-- begin GIVEN RECORDS --

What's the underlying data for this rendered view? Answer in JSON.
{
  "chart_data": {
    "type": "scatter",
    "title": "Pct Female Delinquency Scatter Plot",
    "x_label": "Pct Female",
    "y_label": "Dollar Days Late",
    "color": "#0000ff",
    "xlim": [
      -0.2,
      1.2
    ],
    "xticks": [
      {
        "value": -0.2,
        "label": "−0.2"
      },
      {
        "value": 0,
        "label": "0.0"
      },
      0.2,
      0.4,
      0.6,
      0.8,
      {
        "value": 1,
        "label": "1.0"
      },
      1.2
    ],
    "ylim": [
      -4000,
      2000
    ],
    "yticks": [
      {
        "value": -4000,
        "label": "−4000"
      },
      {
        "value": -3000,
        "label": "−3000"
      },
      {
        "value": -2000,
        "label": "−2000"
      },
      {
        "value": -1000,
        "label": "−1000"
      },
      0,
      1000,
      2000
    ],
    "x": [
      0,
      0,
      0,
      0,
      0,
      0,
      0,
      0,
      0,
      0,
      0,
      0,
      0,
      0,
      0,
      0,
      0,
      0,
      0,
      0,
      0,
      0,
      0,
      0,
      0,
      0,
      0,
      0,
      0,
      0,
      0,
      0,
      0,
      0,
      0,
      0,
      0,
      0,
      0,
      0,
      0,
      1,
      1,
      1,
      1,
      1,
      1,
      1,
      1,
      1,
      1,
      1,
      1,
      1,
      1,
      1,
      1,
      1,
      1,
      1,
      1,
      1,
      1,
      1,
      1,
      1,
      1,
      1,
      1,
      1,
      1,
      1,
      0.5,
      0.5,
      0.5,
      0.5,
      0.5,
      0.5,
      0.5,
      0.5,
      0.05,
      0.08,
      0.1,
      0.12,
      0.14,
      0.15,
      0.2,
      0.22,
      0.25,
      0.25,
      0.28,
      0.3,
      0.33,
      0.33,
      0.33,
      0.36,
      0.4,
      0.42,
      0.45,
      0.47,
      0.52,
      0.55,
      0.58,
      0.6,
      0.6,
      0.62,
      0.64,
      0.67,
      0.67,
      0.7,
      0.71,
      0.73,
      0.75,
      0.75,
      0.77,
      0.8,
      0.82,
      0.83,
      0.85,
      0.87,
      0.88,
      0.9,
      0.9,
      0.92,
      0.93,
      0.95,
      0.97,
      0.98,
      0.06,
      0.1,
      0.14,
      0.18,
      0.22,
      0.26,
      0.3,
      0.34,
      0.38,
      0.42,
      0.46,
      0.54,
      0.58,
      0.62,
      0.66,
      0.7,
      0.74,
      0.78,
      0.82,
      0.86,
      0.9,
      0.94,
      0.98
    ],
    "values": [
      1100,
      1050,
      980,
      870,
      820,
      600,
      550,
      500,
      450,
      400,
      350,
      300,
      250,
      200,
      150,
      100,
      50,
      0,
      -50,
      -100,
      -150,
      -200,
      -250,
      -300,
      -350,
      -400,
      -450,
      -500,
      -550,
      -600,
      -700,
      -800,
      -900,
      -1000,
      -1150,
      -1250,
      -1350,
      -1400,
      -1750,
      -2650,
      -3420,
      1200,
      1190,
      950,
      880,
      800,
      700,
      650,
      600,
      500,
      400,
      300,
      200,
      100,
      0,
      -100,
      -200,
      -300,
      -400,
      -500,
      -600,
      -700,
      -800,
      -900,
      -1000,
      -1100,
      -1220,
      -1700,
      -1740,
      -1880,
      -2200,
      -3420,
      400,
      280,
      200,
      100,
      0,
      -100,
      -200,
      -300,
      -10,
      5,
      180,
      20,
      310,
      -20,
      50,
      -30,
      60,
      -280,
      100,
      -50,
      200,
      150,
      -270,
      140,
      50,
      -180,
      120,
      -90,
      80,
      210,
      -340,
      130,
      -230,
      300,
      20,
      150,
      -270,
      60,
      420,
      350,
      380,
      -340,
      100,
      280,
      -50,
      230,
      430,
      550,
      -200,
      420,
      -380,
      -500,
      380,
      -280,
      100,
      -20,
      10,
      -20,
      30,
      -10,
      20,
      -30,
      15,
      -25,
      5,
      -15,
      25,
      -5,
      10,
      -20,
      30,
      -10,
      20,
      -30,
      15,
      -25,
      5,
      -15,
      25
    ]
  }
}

-- end GIVEN RECORDS --

■ AIM:
Each line of the listing above should be output exactly.

■ EXERCISE RESPONSE:
What's the underlying data for this rendered view? Answer in JSON.
{
  "chart_data": {
    "type": "scatter",
    "title": "Pct Female Delinquency Scatter Plot",
    "x_label": "Pct Female",
    "y_label": "Dollar Days Late",
    "color": "#0000ff",
    "xlim": [
      -0.2,
      1.2
    ],
    "xticks": [
      {
        "value": -0.2,
        "label": "−0.2"
      },
      {
        "value": 0,
        "label": "0.0"
      },
      0.2,
      0.4,
      0.6,
      0.8,
      {
        "value": 1,
        "label": "1.0"
      },
      1.2
    ],
    "ylim": [
      -4000,
      2000
    ],
    "yticks": [
      {
        "value": -4000,
        "label": "−4000"
      },
      {
        "value": -3000,
        "label": "−3000"
      },
      {
        "value": -2000,
        "label": "−2000"
      },
      {
        "value": -1000,
        "label": "−1000"
      },
      0,
      1000,
      2000
    ],
    "x": [
      0,
      0,
      0,
      0,
      0,
      0,
      0,
      0,
      0,
      0,
      0,
      0,
      0,
      0,
      0,
      0,
      0,
      0,
      0,
      0,
      0,
      0,
      0,
      0,
      0,
      0,
      0,
      0,
      0,
      0,
      0,
      0,
      0,
      0,
      0,
      0,
      0,
      0,
      0,
      0,
      0,
      1,
      1,
      1,
      1,
      1,
      1,
      1,
      1,
      1,
      1,
      1,
      1,
      1,
      1,
      1,
      1,
      1,
      1,
      1,
      1,
      1,
      1,
      1,
      1,
      1,
      1,
      1,
      1,
      1,
      1,
      1,
      0.5,
      0.5,
      0.5,
      0.5,
      0.5,
      0.5,
      0.5,
      0.5,
      0.05,
      0.08,
      0.1,
      0.12,
      0.14,
      0.15,
      0.2,
      0.22,
      0.25,
      0.25,
      0.28,
      0.3,
      0.33,
      0.33,
      0.33,
      0.36,
      0.4,
      0.42,
      0.45,
      0.47,
      0.52,
      0.55,
      0.58,
      0.6,
      0.6,
      0.62,
      0.64,
      0.67,
      0.67,
      0.7,
      0.71,
      0.73,
      0.75,
      0.75,
      0.77,
      0.8,
      0.82,
      0.83,
      0.85,
      0.87,
      0.88,
      0.9,
      0.9,
      0.92,
      0.93,
      0.95,
      0.97,
      0.98,
      0.06,
      0.1,
      0.14,
      0.18,
      0.22,
      0.26,
      0.3,
      0.34,
      0.38,
      0.42,
      0.46,
      0.54,
      0.58,
      0.62,
      0.66,
      0.7,
      0.74,
      0.78,
      0.82,
      0.86,
      0.9,
      0.94,
      0.98
    ],
    "values": [
      1100,
      1050,
      980,
      870,
      820,
      600,
      550,
      500,
      450,
      400,
      350,
      300,
      250,
      200,
      150,
      100,
      50,
      0,
      -50,
      -100,
      -150,
      -200,
      -250,
      -300,
      -350,
      -400,
      -450,
      -500,
      -550,
      -600,
      -700,
      -800,
      -900,
      -1000,
      -1150,
      -1250,
      -1350,
      -1400,
      -1750,
      -2650,
      -3420,
      1200,
      1190,
      950,
      880,
      800,
      700,
      650,
      600,
      500,
      400,
      300,
      200,
      100,
      0,
      -100,
      -200,
      -300,
      -400,
      -500,
      -600,
      -700,
      -800,
      -900,
      -1000,
      -1100,
      -1220,
      -1700,
      -1740,
      -1880,
      -2200,
      -3420,
      400,
      280,
      200,
      100,
      0,
      -100,
      -200,
      -300,
      -10,
      5,
      180,
      20,
      310,
      -20,
      50,
      -30,
      60,
      -280,
      100,
      -50,
      200,
      150,
      -270,
      140,
      50,
      -180,
      120,
      -90,
      80,
      210,
      -340,
      130,
      -230,
      300,
      20,
      150,
      -270,
      60,
      420,
      350,
      380,
      -340,
      100,
      280,
      -50,
      230,
      430,
      550,
      -200,
      420,
      -380,
      -500,
      380,
      -280,
      100,
      -20,
      10,
      -20,
      30,
      -10,
      20,
      -30,
      15,
      -25,
      5,
      -15,
      25,
      -5,
      10,
      -20,
      30,
      -10,
      20,
      -30,
      15,
      -25,
      5,
      -15,
      25
    ]
  }
}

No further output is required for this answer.